Source data:

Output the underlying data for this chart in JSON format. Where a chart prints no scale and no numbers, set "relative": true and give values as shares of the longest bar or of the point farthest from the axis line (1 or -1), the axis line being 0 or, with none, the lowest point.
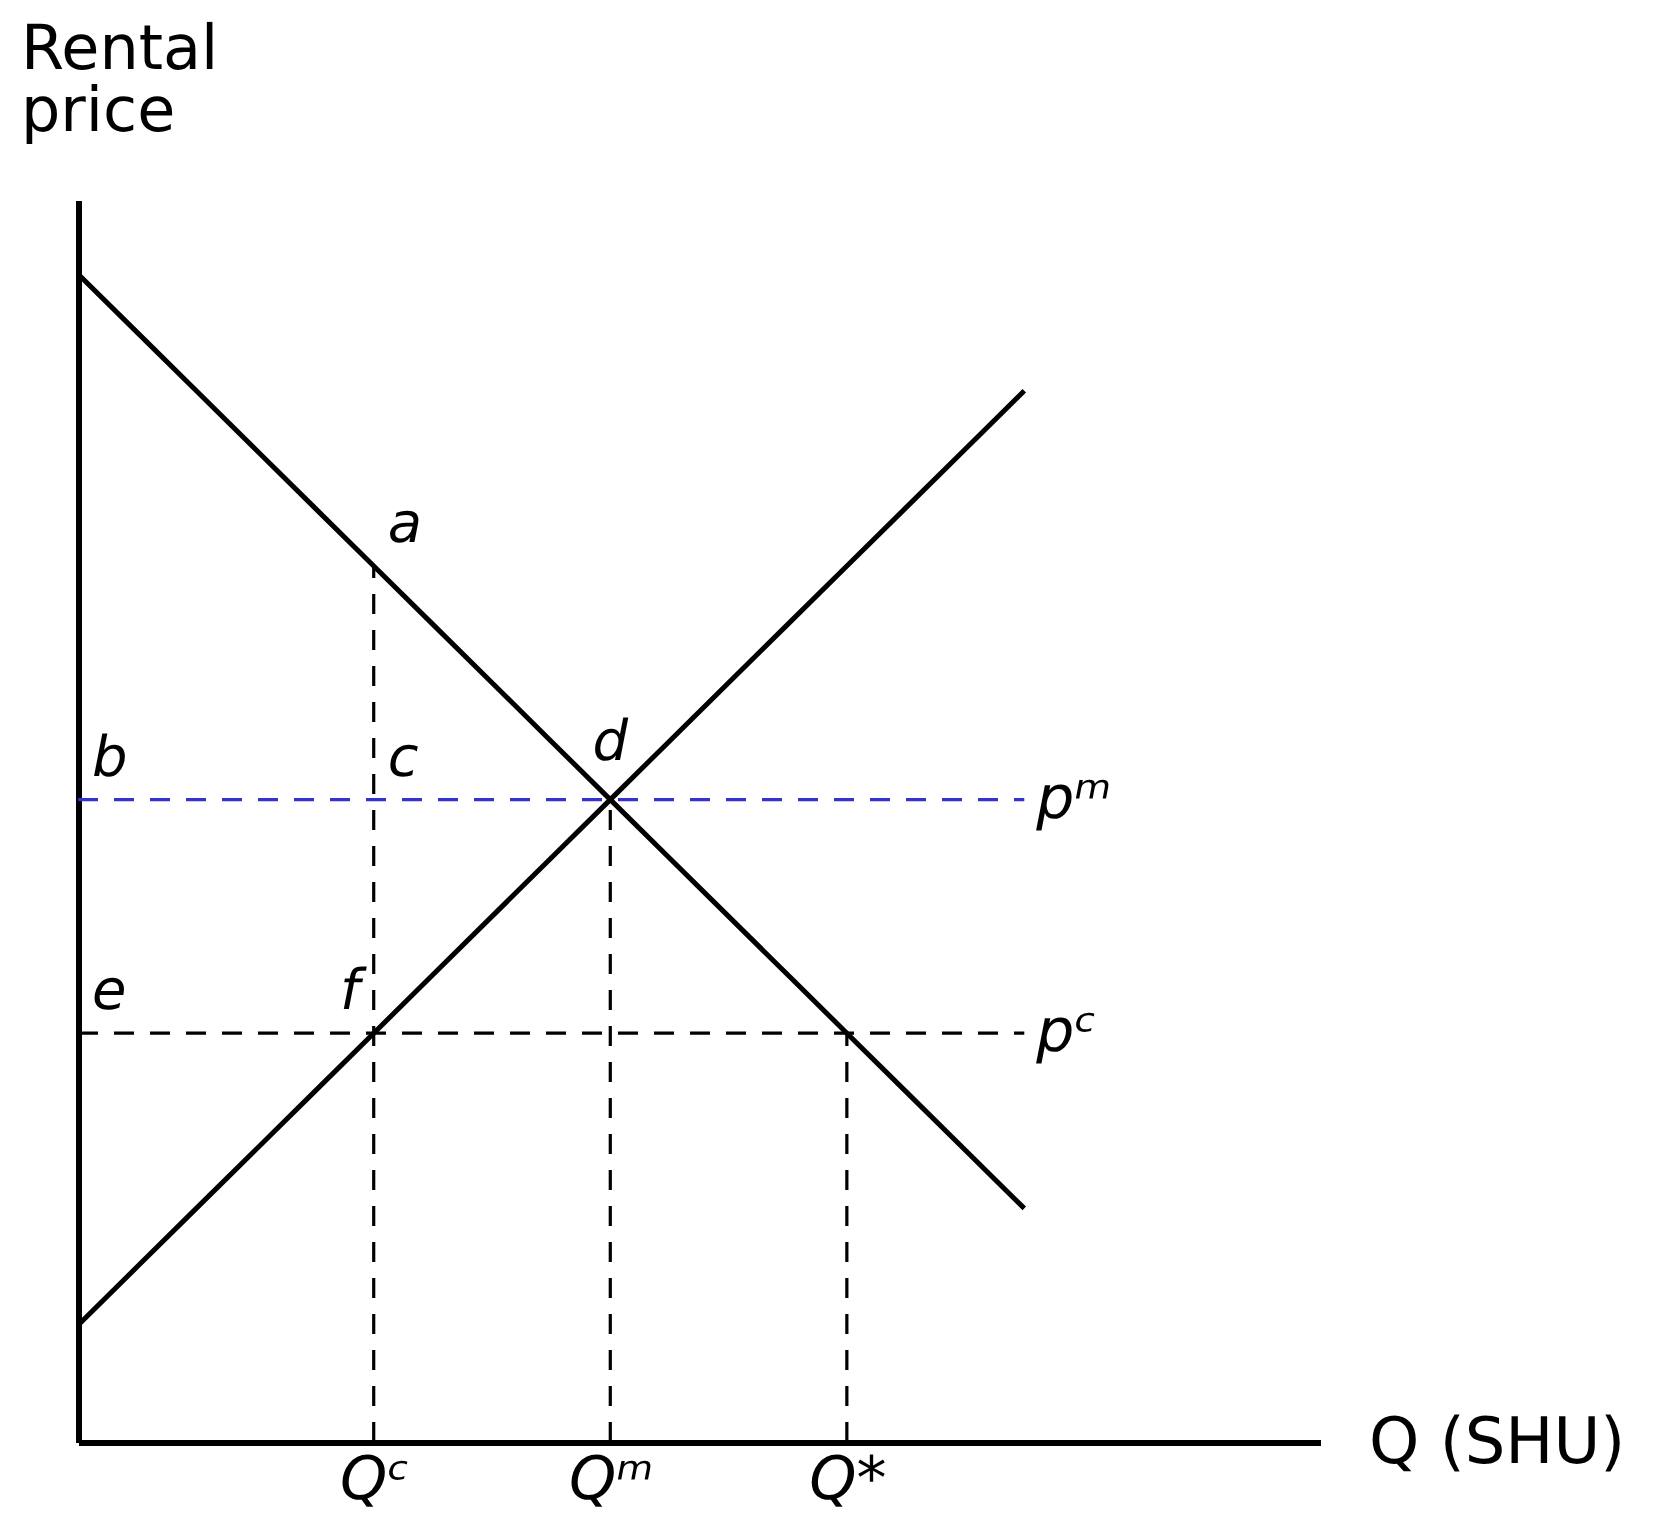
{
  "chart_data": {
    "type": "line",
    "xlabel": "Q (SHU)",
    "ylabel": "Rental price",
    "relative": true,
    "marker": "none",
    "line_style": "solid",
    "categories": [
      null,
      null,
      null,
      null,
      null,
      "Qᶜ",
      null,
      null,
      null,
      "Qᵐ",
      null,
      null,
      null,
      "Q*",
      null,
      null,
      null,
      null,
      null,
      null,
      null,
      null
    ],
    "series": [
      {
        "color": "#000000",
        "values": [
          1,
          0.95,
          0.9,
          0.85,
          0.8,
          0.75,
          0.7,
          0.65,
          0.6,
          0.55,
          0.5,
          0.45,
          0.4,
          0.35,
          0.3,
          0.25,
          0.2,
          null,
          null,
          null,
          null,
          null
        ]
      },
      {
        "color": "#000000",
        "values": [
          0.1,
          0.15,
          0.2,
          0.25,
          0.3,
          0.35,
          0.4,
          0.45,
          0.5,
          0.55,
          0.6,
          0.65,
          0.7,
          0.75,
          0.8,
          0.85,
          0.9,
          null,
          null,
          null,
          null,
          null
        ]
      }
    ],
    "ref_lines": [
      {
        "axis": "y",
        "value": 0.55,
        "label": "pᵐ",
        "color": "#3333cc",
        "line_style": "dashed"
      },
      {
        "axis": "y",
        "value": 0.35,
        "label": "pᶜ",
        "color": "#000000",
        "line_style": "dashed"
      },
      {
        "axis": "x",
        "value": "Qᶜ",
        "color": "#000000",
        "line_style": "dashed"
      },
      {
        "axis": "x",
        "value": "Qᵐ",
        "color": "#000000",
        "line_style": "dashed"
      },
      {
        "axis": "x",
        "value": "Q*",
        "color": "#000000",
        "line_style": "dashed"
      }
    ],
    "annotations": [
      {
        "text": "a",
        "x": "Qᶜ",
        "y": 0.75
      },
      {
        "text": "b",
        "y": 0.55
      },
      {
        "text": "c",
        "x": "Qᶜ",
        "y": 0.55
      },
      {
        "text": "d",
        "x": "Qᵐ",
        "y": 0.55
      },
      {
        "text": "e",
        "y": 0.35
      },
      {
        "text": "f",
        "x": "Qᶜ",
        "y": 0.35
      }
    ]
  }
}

Task to complete:
Without including the pictures, return each record above exactly as it stands.

Written solution:
Output the underlying data for this chart in JSON format. Where a chart prints no scale and no numbers, set "relative": true and give values as shares of the longest bar or of the point farthest from the axis line (1 or -1), the axis line being 0 or, with none, the lowest point.
{
  "chart_data": {
    "type": "line",
    "xlabel": "Q (SHU)",
    "ylabel": "Rental price",
    "relative": true,
    "marker": "none",
    "line_style": "solid",
    "categories": [
      null,
      null,
      null,
      null,
      null,
      "Qᶜ",
      null,
      null,
      null,
      "Qᵐ",
      null,
      null,
      null,
      "Q*",
      null,
      null,
      null,
      null,
      null,
      null,
      null,
      null
    ],
    "series": [
      {
        "color": "#000000",
        "values": [
          1,
          0.95,
          0.9,
          0.85,
          0.8,
          0.75,
          0.7,
          0.65,
          0.6,
          0.55,
          0.5,
          0.45,
          0.4,
          0.35,
          0.3,
          0.25,
          0.2,
          null,
          null,
          null,
          null,
          null
        ]
      },
      {
        "color": "#000000",
        "values": [
          0.1,
          0.15,
          0.2,
          0.25,
          0.3,
          0.35,
          0.4,
          0.45,
          0.5,
          0.55,
          0.6,
          0.65,
          0.7,
          0.75,
          0.8,
          0.85,
          0.9,
          null,
          null,
          null,
          null,
          null
        ]
      }
    ],
    "ref_lines": [
      {
        "axis": "y",
        "value": 0.55,
        "label": "pᵐ",
        "color": "#3333cc",
        "line_style": "dashed"
      },
      {
        "axis": "y",
        "value": 0.35,
        "label": "pᶜ",
        "color": "#000000",
        "line_style": "dashed"
      },
      {
        "axis": "x",
        "value": "Qᶜ",
        "color": "#000000",
        "line_style": "dashed"
      },
      {
        "axis": "x",
        "value": "Qᵐ",
        "color": "#000000",
        "line_style": "dashed"
      },
      {
        "axis": "x",
        "value": "Q*",
        "color": "#000000",
        "line_style": "dashed"
      }
    ],
    "annotations": [
      {
        "text": "a",
        "x": "Qᶜ",
        "y": 0.75
      },
      {
        "text": "b",
        "y": 0.55
      },
      {
        "text": "c",
        "x": "Qᶜ",
        "y": 0.55
      },
      {
        "text": "d",
        "x": "Qᵐ",
        "y": 0.55
      },
      {
        "text": "e",
        "y": 0.35
      },
      {
        "text": "f",
        "x": "Qᶜ",
        "y": 0.35
      }
    ]
  }
}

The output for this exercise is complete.